(CONSIGNE ÉCRITE A)
Indiquez uniquement le nombre de lignes des données qui contiennent la chaîne « case ».

(TEXTE SOURCE)
Voyage au Pérou et en Bolivie (27 novembre-31 décembre 1996)

Itinéraire: Lima, Cuzco, Pisac, Machu Picchu, Puno, Taquili, Copacabana, La Paz, Tiwanaku, Potosí, Sucre, Cochabamba, La Paz, Lima, Huaraz, Yungay, Lima.

Le rapport au temps dilaté. Les transports ont consommé une part importante de mon temps, ce qui s'explique par l'amplitude du voyage (un arc compris entre le Callejón de Huaylas et Sucre) et les temps de parcours en milieu montagnard. Il ne faut pas le regretter. En se déplaçant, on découvre la géographie, les paysages, mais aussi on observe les gens dans leur vie de tous les jours, depuis la fenêtre tout au moins, ou on les côtoie à titre de voyageurs. Ainsi le commerce ambulant va vers les transports. En 35 jours (dont 21 au Pérou), j'aurai passé 128 heures (plus de 5 jours) en déplacement ou en attente d'un moyen de transport. J'ai fait trois vols intérieurs (Lima-Cuzco; Sucre-Cochabamba; La Paz-Lima) et parcouru plus de 3100 km par voie terrestre (en autocar, train, ferrobus, microbus, bateau [lac Titicaca]). J'ai séjourné 28 jours à plus de 3000 m (dont une dizaine de jours à 3800-4000 m). J'ai visité une quinzaine de villes et de bourgs. J’ai beaucoup marché!

(CONSIGNE ÉCRITE B)
Répondez brièvement à ces questions sur le récit de voyage au Pérou et en Bolivie :
(i) Dans l'itinéraire, quelle étape suit Cuzco ?
(ii) Sur les 35 jours du voyage, combien ont été passés au Pérou ?
(iii) Quelle distance a été parcourue par voie terrestre ?

(EXTRAITS DE DONNÉES)
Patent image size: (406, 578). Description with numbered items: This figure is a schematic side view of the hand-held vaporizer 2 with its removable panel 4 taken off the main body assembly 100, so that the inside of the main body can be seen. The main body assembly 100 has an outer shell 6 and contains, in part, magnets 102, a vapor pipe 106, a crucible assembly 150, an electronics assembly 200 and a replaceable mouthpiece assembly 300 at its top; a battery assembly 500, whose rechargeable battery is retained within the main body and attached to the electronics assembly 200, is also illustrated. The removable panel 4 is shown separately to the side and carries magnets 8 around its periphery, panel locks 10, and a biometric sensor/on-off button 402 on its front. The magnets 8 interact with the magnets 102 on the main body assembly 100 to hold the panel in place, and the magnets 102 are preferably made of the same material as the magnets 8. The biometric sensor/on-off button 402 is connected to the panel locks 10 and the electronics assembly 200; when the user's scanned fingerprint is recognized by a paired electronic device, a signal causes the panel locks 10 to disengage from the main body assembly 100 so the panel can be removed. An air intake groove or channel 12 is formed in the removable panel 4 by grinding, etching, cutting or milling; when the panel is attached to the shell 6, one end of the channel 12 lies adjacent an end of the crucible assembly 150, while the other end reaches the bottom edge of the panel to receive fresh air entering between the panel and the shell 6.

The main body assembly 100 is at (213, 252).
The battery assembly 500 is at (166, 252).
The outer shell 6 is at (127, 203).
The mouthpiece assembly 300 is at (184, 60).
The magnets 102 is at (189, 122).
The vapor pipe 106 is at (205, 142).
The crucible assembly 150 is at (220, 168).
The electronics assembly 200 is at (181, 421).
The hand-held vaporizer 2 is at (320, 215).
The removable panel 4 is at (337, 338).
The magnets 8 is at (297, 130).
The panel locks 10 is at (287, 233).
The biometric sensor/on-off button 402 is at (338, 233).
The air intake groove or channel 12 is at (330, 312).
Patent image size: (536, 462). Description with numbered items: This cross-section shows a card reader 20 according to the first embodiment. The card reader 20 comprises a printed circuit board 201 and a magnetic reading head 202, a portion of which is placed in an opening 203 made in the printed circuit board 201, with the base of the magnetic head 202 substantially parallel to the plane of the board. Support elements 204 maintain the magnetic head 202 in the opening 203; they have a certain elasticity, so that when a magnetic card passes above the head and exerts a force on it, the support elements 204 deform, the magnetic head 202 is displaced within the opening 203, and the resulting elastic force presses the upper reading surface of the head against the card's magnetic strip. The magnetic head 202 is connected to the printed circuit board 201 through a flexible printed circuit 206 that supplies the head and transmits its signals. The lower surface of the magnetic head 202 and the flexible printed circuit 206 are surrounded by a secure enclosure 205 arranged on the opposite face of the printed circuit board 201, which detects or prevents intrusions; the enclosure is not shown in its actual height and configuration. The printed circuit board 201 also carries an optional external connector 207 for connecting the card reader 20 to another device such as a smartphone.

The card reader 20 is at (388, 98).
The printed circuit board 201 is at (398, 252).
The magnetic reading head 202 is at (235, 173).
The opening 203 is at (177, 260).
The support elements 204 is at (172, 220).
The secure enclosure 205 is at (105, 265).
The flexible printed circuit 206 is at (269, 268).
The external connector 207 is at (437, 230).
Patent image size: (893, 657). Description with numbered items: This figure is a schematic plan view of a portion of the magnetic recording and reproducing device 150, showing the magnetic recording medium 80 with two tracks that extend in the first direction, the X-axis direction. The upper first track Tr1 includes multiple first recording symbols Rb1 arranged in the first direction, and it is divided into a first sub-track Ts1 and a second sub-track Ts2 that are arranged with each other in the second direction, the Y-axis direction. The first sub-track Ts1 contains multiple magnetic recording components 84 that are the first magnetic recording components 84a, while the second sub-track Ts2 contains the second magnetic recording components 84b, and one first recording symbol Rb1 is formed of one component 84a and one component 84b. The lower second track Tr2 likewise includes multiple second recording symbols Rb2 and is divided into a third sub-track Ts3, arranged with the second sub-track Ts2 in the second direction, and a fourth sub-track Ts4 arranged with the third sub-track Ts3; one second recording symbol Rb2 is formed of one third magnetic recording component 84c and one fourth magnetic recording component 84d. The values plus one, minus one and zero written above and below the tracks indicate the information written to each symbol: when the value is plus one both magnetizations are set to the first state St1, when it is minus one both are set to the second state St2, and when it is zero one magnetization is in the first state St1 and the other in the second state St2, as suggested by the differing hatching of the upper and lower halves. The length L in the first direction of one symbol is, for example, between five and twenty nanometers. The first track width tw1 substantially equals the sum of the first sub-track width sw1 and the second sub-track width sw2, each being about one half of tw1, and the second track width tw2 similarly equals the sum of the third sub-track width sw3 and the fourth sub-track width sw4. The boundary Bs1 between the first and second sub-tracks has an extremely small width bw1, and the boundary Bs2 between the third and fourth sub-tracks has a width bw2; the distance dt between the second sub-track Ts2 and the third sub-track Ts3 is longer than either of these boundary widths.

--

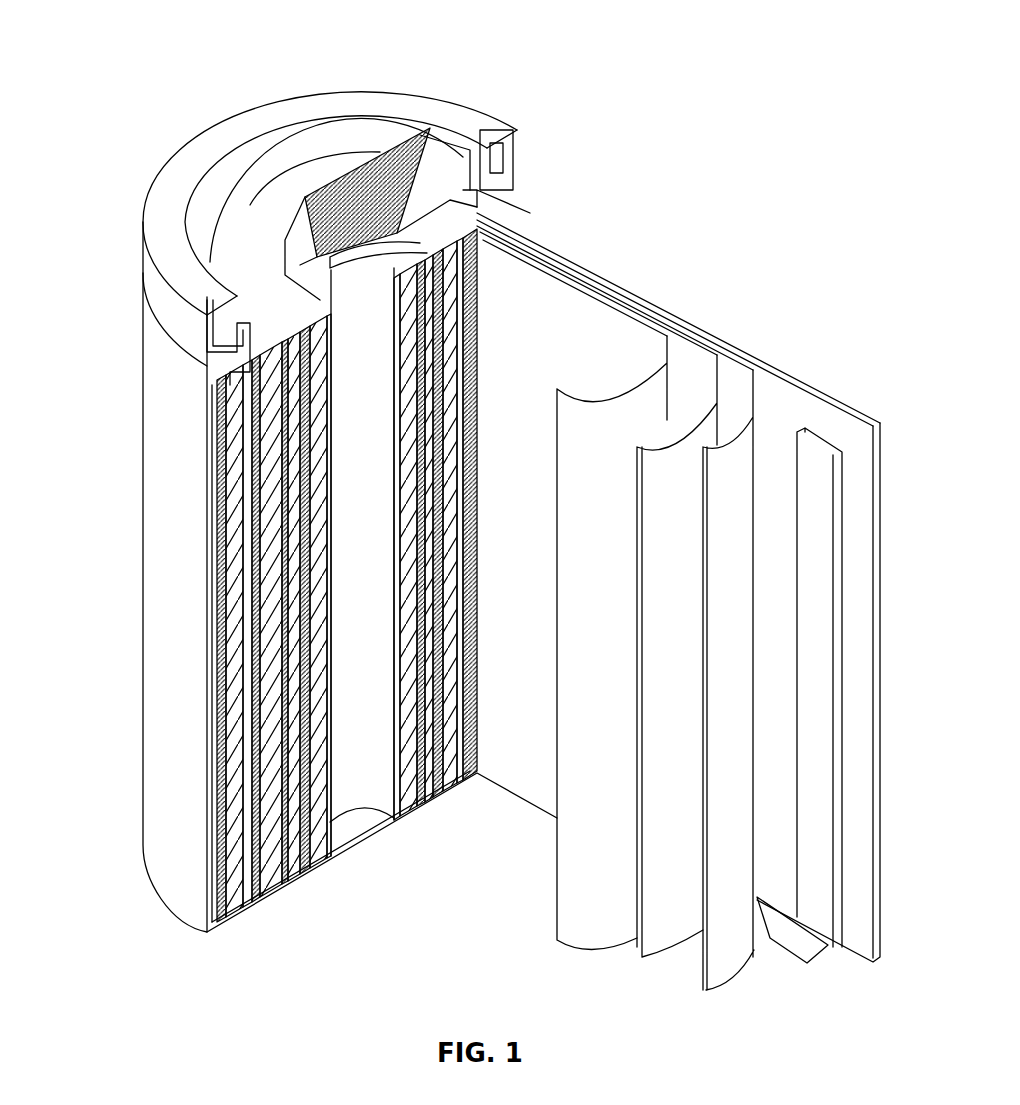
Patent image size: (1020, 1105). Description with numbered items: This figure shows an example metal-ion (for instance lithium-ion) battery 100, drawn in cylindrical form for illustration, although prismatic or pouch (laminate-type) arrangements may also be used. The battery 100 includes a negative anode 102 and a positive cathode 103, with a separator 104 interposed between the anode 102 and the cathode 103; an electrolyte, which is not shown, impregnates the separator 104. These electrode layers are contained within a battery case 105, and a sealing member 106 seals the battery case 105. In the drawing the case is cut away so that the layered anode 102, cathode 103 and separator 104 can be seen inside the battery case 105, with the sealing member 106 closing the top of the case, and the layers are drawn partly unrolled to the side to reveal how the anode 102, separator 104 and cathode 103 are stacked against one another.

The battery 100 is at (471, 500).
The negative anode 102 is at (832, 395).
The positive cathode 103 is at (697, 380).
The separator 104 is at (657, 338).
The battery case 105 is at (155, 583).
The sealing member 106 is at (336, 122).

(RÉPONSE FINALE A)
2

(RÉPONSE FINALE B)
(i) Pisac.
(ii) 21 jours.
(iii) Plus de 3100 km.